JOB: List, from the lines below, each one with "Nationalsozialismus" in it.

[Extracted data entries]
begin

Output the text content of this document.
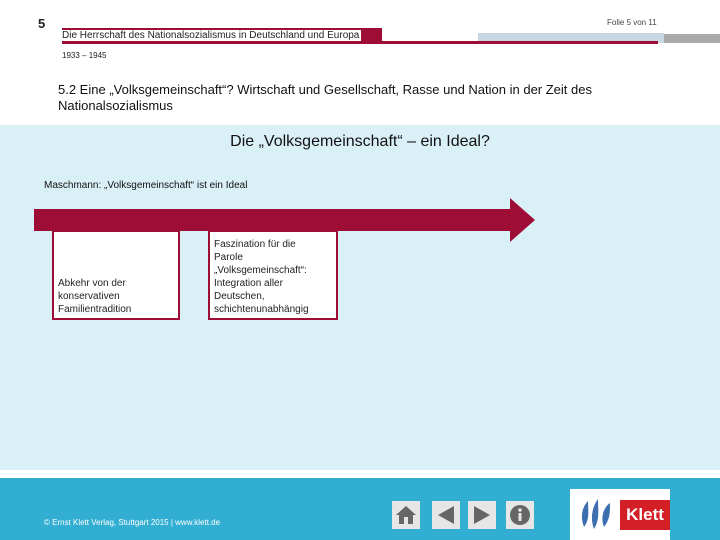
5	Folie 5 von 11
Die Herrschaft des Nationalsozialismus in Deutschland und Europa
1933 – 1945
5.2 Eine „Volksgemeinschaft“? Wirtschaft und Gesellschaft, Rasse und Nation in der Zeit des Nationalsozialismus
Die „Volksgemeinschaft“ – ein Ideal?
Maschmann: „Volksgemeinschaft“ ist ein Ideal
Abkehr von der
konservativen
Familientradition
Faszination für die
Parole
„Volksgemeinschaft“:
Integration aller
Deutschen,
schichtenunabhängig
© Ernst Klett Verlag, Stuttgart 2015 | www.klett.de	Klett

end

RESULT BELOW:
Die Herrschaft des Nationalsozialismus in Deutschland und Europa
5.2 Eine „Volksgemeinschaft“? Wirtschaft und Gesellschaft, Rasse und Nation in der Zeit des Nationalsozialismus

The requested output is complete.